• [Information given]
# # # #

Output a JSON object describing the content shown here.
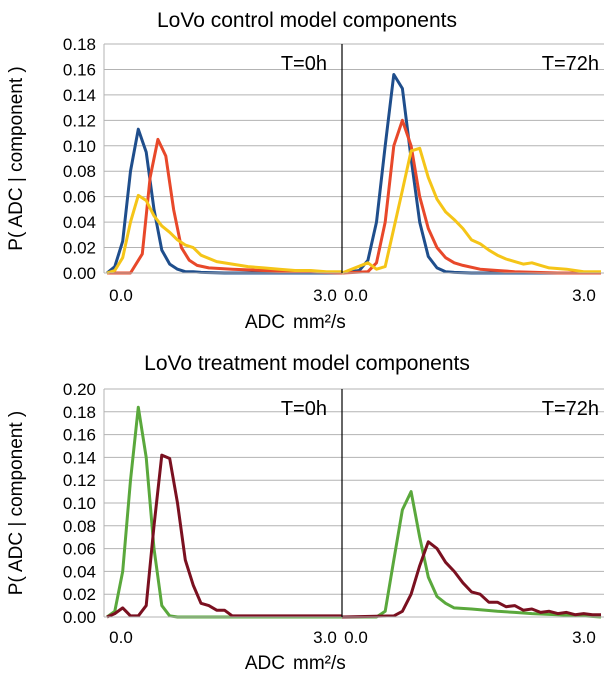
{
  "chart_data": [
    {
      "type": "line",
      "title": "LoVo control model components",
      "ylabel": "P( ADC | component )",
      "xlabel": "ADC",
      "xunit": "mm²/s",
      "ylim": [
        0,
        0.18
      ],
      "yticks": [
        "0.00",
        "0.02",
        "0.04",
        "0.06",
        "0.08",
        "0.10",
        "0.12",
        "0.14",
        "0.16",
        "0.18"
      ],
      "xlim": [
        0,
        3.0
      ],
      "xtick_labels": [
        "0.0",
        "3.0"
      ],
      "grid": "horizontal",
      "panels": [
        {
          "label": "T=0h",
          "series": [
            {
              "color": "#1f4e8c",
              "x": [
                0,
                0.1,
                0.2,
                0.3,
                0.4,
                0.5,
                0.6,
                0.7,
                0.8,
                0.9,
                1.0,
                1.1,
                1.2,
                1.5,
                2.0,
                2.5,
                3.0
              ],
              "y": [
                0,
                0.005,
                0.025,
                0.08,
                0.113,
                0.095,
                0.05,
                0.018,
                0.007,
                0.003,
                0.001,
                0.001,
                0.0005,
                0,
                0,
                0,
                0
              ]
            },
            {
              "color": "#e8482a",
              "x": [
                0,
                0.3,
                0.45,
                0.55,
                0.65,
                0.75,
                0.85,
                0.95,
                1.05,
                1.15,
                1.3,
                1.6,
                2.0,
                2.5,
                3.0
              ],
              "y": [
                0,
                0,
                0.015,
                0.075,
                0.105,
                0.092,
                0.05,
                0.02,
                0.01,
                0.006,
                0.004,
                0.003,
                0.002,
                0.001,
                0
              ]
            },
            {
              "color": "#f5c518",
              "x": [
                0,
                0.1,
                0.2,
                0.3,
                0.4,
                0.5,
                0.6,
                0.7,
                0.8,
                0.9,
                1.0,
                1.1,
                1.2,
                1.4,
                1.6,
                1.8,
                2.0,
                2.2,
                2.4,
                2.6,
                2.8,
                3.0
              ],
              "y": [
                0,
                0.002,
                0.012,
                0.04,
                0.061,
                0.057,
                0.045,
                0.037,
                0.032,
                0.026,
                0.022,
                0.02,
                0.014,
                0.009,
                0.007,
                0.005,
                0.004,
                0.003,
                0.002,
                0.002,
                0.001,
                0.001
              ]
            }
          ]
        },
        {
          "label": "T=72h",
          "series": [
            {
              "color": "#1f4e8c",
              "x": [
                0,
                0.2,
                0.3,
                0.4,
                0.5,
                0.6,
                0.7,
                0.8,
                0.9,
                1.0,
                1.1,
                1.2,
                1.3,
                1.5,
                2.0,
                3.0
              ],
              "y": [
                0,
                0.002,
                0.01,
                0.04,
                0.1,
                0.156,
                0.145,
                0.09,
                0.04,
                0.013,
                0.004,
                0.001,
                0.0005,
                0,
                0,
                0
              ]
            },
            {
              "color": "#e8482a",
              "x": [
                0,
                0.3,
                0.4,
                0.5,
                0.6,
                0.7,
                0.8,
                0.9,
                1.0,
                1.1,
                1.2,
                1.3,
                1.4,
                1.6,
                1.8,
                2.0,
                2.5,
                3.0
              ],
              "y": [
                0,
                0.001,
                0.008,
                0.04,
                0.1,
                0.12,
                0.1,
                0.06,
                0.035,
                0.02,
                0.012,
                0.008,
                0.006,
                0.003,
                0.002,
                0.001,
                0,
                0
              ]
            },
            {
              "color": "#f5c518",
              "x": [
                0,
                0.3,
                0.4,
                0.5,
                0.6,
                0.7,
                0.8,
                0.9,
                1.0,
                1.1,
                1.2,
                1.3,
                1.4,
                1.5,
                1.6,
                1.7,
                1.8,
                1.9,
                2.0,
                2.1,
                2.2,
                2.3,
                2.4,
                2.6,
                2.8,
                3.0
              ],
              "y": [
                0,
                0.008,
                0.003,
                0.005,
                0.035,
                0.065,
                0.096,
                0.098,
                0.075,
                0.058,
                0.048,
                0.042,
                0.035,
                0.026,
                0.023,
                0.018,
                0.014,
                0.011,
                0.009,
                0.007,
                0.008,
                0.006,
                0.004,
                0.003,
                0.001,
                0.001
              ]
            }
          ]
        }
      ]
    },
    {
      "type": "line",
      "title": "LoVo treatment model components",
      "ylabel": "P( ADC | component )",
      "xlabel": "ADC",
      "xunit": "mm²/s",
      "ylim": [
        0,
        0.2
      ],
      "yticks": [
        "0.00",
        "0.02",
        "0.04",
        "0.06",
        "0.08",
        "0.10",
        "0.12",
        "0.14",
        "0.16",
        "0.18",
        "0.20"
      ],
      "xlim": [
        0,
        3.0
      ],
      "xtick_labels": [
        "0.0",
        "3.0"
      ],
      "grid": "horizontal",
      "panels": [
        {
          "label": "T=0h",
          "series": [
            {
              "color": "#5aa83c",
              "x": [
                0,
                0.1,
                0.2,
                0.3,
                0.4,
                0.5,
                0.6,
                0.7,
                0.8,
                0.9,
                1.0,
                1.5,
                2.0,
                2.5,
                3.0
              ],
              "y": [
                0,
                0.005,
                0.04,
                0.12,
                0.184,
                0.14,
                0.06,
                0.01,
                0.001,
                0,
                0,
                0,
                0,
                0,
                0
              ]
            },
            {
              "color": "#7a1020",
              "x": [
                0,
                0.1,
                0.2,
                0.3,
                0.4,
                0.5,
                0.6,
                0.7,
                0.8,
                0.9,
                1.0,
                1.1,
                1.2,
                1.3,
                1.4,
                1.5,
                1.6,
                1.7,
                2.0,
                2.3,
                2.6,
                3.0
              ],
              "y": [
                0,
                0.003,
                0.008,
                0.001,
                0.001,
                0.01,
                0.08,
                0.142,
                0.139,
                0.1,
                0.05,
                0.028,
                0.012,
                0.01,
                0.006,
                0.006,
                0.001,
                0.001,
                0.001,
                0.001,
                0.001,
                0.001
              ]
            }
          ]
        },
        {
          "label": "T=72h",
          "series": [
            {
              "color": "#5aa83c",
              "x": [
                0,
                0.4,
                0.5,
                0.6,
                0.7,
                0.8,
                0.9,
                1.0,
                1.1,
                1.2,
                1.3,
                1.5,
                1.8,
                2.0,
                2.2,
                2.5,
                2.8,
                3.0
              ],
              "y": [
                0,
                0,
                0.005,
                0.05,
                0.094,
                0.11,
                0.07,
                0.035,
                0.018,
                0.012,
                0.008,
                0.007,
                0.005,
                0.004,
                0.003,
                0.002,
                0.001,
                0
              ]
            },
            {
              "color": "#7a1020",
              "x": [
                0,
                0.6,
                0.7,
                0.8,
                0.9,
                1.0,
                1.1,
                1.2,
                1.3,
                1.4,
                1.5,
                1.6,
                1.7,
                1.8,
                1.9,
                2.0,
                2.1,
                2.2,
                2.3,
                2.4,
                2.5,
                2.6,
                2.7,
                2.8,
                2.9,
                3.0
              ],
              "y": [
                0,
                0.001,
                0.005,
                0.02,
                0.045,
                0.066,
                0.06,
                0.048,
                0.04,
                0.03,
                0.022,
                0.02,
                0.013,
                0.013,
                0.009,
                0.01,
                0.006,
                0.007,
                0.004,
                0.005,
                0.003,
                0.004,
                0.002,
                0.003,
                0.002,
                0.002
              ]
            }
          ]
        }
      ]
    }
  ]
}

# # # #

Transcribe each entry above exactly, apart from the pictures.

• [Correct output]
Output a JSON object describing the content shown here.
{
  "chart_data": [
    {
      "type": "line",
      "title": "LoVo control model components",
      "ylabel": "P( ADC | component )",
      "xlabel": "ADC",
      "xunit": "mm²/s",
      "ylim": [
        0,
        0.18
      ],
      "yticks": [
        "0.00",
        "0.02",
        "0.04",
        "0.06",
        "0.08",
        "0.10",
        "0.12",
        "0.14",
        "0.16",
        "0.18"
      ],
      "xlim": [
        0,
        3.0
      ],
      "xtick_labels": [
        "0.0",
        "3.0"
      ],
      "grid": "horizontal",
      "panels": [
        {
          "label": "T=0h",
          "series": [
            {
              "color": "#1f4e8c",
              "x": [
                0,
                0.1,
                0.2,
                0.3,
                0.4,
                0.5,
                0.6,
                0.7,
                0.8,
                0.9,
                1.0,
                1.1,
                1.2,
                1.5,
                2.0,
                2.5,
                3.0
              ],
              "y": [
                0,
                0.005,
                0.025,
                0.08,
                0.113,
                0.095,
                0.05,
                0.018,
                0.007,
                0.003,
                0.001,
                0.001,
                0.0005,
                0,
                0,
                0,
                0
              ]
            },
            {
              "color": "#e8482a",
              "x": [
                0,
                0.3,
                0.45,
                0.55,
                0.65,
                0.75,
                0.85,
                0.95,
                1.05,
                1.15,
                1.3,
                1.6,
                2.0,
                2.5,
                3.0
              ],
              "y": [
                0,
                0,
                0.015,
                0.075,
                0.105,
                0.092,
                0.05,
                0.02,
                0.01,
                0.006,
                0.004,
                0.003,
                0.002,
                0.001,
                0
              ]
            },
            {
              "color": "#f5c518",
              "x": [
                0,
                0.1,
                0.2,
                0.3,
                0.4,
                0.5,
                0.6,
                0.7,
                0.8,
                0.9,
                1.0,
                1.1,
                1.2,
                1.4,
                1.6,
                1.8,
                2.0,
                2.2,
                2.4,
                2.6,
                2.8,
                3.0
              ],
              "y": [
                0,
                0.002,
                0.012,
                0.04,
                0.061,
                0.057,
                0.045,
                0.037,
                0.032,
                0.026,
                0.022,
                0.02,
                0.014,
                0.009,
                0.007,
                0.005,
                0.004,
                0.003,
                0.002,
                0.002,
                0.001,
                0.001
              ]
            }
          ]
        },
        {
          "label": "T=72h",
          "series": [
            {
              "color": "#1f4e8c",
              "x": [
                0,
                0.2,
                0.3,
                0.4,
                0.5,
                0.6,
                0.7,
                0.8,
                0.9,
                1.0,
                1.1,
                1.2,
                1.3,
                1.5,
                2.0,
                3.0
              ],
              "y": [
                0,
                0.002,
                0.01,
                0.04,
                0.1,
                0.156,
                0.145,
                0.09,
                0.04,
                0.013,
                0.004,
                0.001,
                0.0005,
                0,
                0,
                0
              ]
            },
            {
              "color": "#e8482a",
              "x": [
                0,
                0.3,
                0.4,
                0.5,
                0.6,
                0.7,
                0.8,
                0.9,
                1.0,
                1.1,
                1.2,
                1.3,
                1.4,
                1.6,
                1.8,
                2.0,
                2.5,
                3.0
              ],
              "y": [
                0,
                0.001,
                0.008,
                0.04,
                0.1,
                0.12,
                0.1,
                0.06,
                0.035,
                0.02,
                0.012,
                0.008,
                0.006,
                0.003,
                0.002,
                0.001,
                0,
                0
              ]
            },
            {
              "color": "#f5c518",
              "x": [
                0,
                0.3,
                0.4,
                0.5,
                0.6,
                0.7,
                0.8,
                0.9,
                1.0,
                1.1,
                1.2,
                1.3,
                1.4,
                1.5,
                1.6,
                1.7,
                1.8,
                1.9,
                2.0,
                2.1,
                2.2,
                2.3,
                2.4,
                2.6,
                2.8,
                3.0
              ],
              "y": [
                0,
                0.008,
                0.003,
                0.005,
                0.035,
                0.065,
                0.096,
                0.098,
                0.075,
                0.058,
                0.048,
                0.042,
                0.035,
                0.026,
                0.023,
                0.018,
                0.014,
                0.011,
                0.009,
                0.007,
                0.008,
                0.006,
                0.004,
                0.003,
                0.001,
                0.001
              ]
            }
          ]
        }
      ]
    },
    {
      "type": "line",
      "title": "LoVo treatment model components",
      "ylabel": "P( ADC | component )",
      "xlabel": "ADC",
      "xunit": "mm²/s",
      "ylim": [
        0,
        0.2
      ],
      "yticks": [
        "0.00",
        "0.02",
        "0.04",
        "0.06",
        "0.08",
        "0.10",
        "0.12",
        "0.14",
        "0.16",
        "0.18",
        "0.20"
      ],
      "xlim": [
        0,
        3.0
      ],
      "xtick_labels": [
        "0.0",
        "3.0"
      ],
      "grid": "horizontal",
      "panels": [
        {
          "label": "T=0h",
          "series": [
            {
              "color": "#5aa83c",
              "x": [
                0,
                0.1,
                0.2,
                0.3,
                0.4,
                0.5,
                0.6,
                0.7,
                0.8,
                0.9,
                1.0,
                1.5,
                2.0,
                2.5,
                3.0
              ],
              "y": [
                0,
                0.005,
                0.04,
                0.12,
                0.184,
                0.14,
                0.06,
                0.01,
                0.001,
                0,
                0,
                0,
                0,
                0,
                0
              ]
            },
            {
              "color": "#7a1020",
              "x": [
                0,
                0.1,
                0.2,
                0.3,
                0.4,
                0.5,
                0.6,
                0.7,
                0.8,
                0.9,
                1.0,
                1.1,
                1.2,
                1.3,
                1.4,
                1.5,
                1.6,
                1.7,
                2.0,
                2.3,
                2.6,
                3.0
              ],
              "y": [
                0,
                0.003,
                0.008,
                0.001,
                0.001,
                0.01,
                0.08,
                0.142,
                0.139,
                0.1,
                0.05,
                0.028,
                0.012,
                0.01,
                0.006,
                0.006,
                0.001,
                0.001,
                0.001,
                0.001,
                0.001,
                0.001
              ]
            }
          ]
        },
        {
          "label": "T=72h",
          "series": [
            {
              "color": "#5aa83c",
              "x": [
                0,
                0.4,
                0.5,
                0.6,
                0.7,
                0.8,
                0.9,
                1.0,
                1.1,
                1.2,
                1.3,
                1.5,
                1.8,
                2.0,
                2.2,
                2.5,
                2.8,
                3.0
              ],
              "y": [
                0,
                0,
                0.005,
                0.05,
                0.094,
                0.11,
                0.07,
                0.035,
                0.018,
                0.012,
                0.008,
                0.007,
                0.005,
                0.004,
                0.003,
                0.002,
                0.001,
                0
              ]
            },
            {
              "color": "#7a1020",
              "x": [
                0,
                0.6,
                0.7,
                0.8,
                0.9,
                1.0,
                1.1,
                1.2,
                1.3,
                1.4,
                1.5,
                1.6,
                1.7,
                1.8,
                1.9,
                2.0,
                2.1,
                2.2,
                2.3,
                2.4,
                2.5,
                2.6,
                2.7,
                2.8,
                2.9,
                3.0
              ],
              "y": [
                0,
                0.001,
                0.005,
                0.02,
                0.045,
                0.066,
                0.06,
                0.048,
                0.04,
                0.03,
                0.022,
                0.02,
                0.013,
                0.013,
                0.009,
                0.01,
                0.006,
                0.007,
                0.004,
                0.005,
                0.003,
                0.004,
                0.002,
                0.003,
                0.002,
                0.002
              ]
            }
          ]
        }
      ]
    }
  ]
}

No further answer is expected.